# Problem to solve
How many of the lines contain the string "image"? Give the number, with no other words.
-------- Listed entries
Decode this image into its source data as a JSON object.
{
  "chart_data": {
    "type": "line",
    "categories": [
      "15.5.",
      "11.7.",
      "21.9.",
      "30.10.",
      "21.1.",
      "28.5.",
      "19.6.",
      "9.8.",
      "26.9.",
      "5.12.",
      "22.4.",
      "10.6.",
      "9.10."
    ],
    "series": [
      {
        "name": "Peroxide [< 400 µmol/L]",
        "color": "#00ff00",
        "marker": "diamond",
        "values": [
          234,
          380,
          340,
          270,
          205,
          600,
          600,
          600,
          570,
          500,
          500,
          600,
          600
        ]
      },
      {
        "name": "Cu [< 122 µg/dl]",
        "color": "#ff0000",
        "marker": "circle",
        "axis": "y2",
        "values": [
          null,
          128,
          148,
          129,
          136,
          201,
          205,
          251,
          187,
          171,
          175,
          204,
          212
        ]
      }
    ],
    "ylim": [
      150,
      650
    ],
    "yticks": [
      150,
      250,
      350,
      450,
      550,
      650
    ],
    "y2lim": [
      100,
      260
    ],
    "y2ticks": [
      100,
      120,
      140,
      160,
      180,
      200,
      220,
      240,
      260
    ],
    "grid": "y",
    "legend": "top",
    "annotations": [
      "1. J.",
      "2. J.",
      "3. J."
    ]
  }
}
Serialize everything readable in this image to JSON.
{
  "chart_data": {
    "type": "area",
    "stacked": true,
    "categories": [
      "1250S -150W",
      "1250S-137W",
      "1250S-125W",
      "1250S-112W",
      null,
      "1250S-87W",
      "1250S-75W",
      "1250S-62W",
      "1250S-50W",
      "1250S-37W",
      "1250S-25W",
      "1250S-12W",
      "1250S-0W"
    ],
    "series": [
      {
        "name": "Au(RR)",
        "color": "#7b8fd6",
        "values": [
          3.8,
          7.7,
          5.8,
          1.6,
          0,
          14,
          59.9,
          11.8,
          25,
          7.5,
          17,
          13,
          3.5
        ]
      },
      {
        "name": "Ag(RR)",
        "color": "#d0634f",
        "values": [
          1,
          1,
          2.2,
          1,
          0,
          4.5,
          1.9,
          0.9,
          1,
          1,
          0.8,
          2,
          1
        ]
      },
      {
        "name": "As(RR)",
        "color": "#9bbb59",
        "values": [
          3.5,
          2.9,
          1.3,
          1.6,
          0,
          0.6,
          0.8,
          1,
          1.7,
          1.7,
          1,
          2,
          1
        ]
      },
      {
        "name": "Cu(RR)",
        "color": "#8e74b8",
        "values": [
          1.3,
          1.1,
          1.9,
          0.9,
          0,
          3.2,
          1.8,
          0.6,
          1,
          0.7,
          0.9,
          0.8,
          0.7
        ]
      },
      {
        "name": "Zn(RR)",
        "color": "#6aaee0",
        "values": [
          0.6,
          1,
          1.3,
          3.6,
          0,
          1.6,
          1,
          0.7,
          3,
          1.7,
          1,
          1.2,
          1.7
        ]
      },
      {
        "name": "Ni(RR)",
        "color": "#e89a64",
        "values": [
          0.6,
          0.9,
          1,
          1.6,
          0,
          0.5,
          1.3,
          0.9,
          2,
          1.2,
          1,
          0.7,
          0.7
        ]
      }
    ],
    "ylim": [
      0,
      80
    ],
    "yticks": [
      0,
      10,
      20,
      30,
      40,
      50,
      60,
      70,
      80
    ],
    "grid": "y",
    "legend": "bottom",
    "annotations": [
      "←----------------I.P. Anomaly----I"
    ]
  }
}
----------------
# Final result
2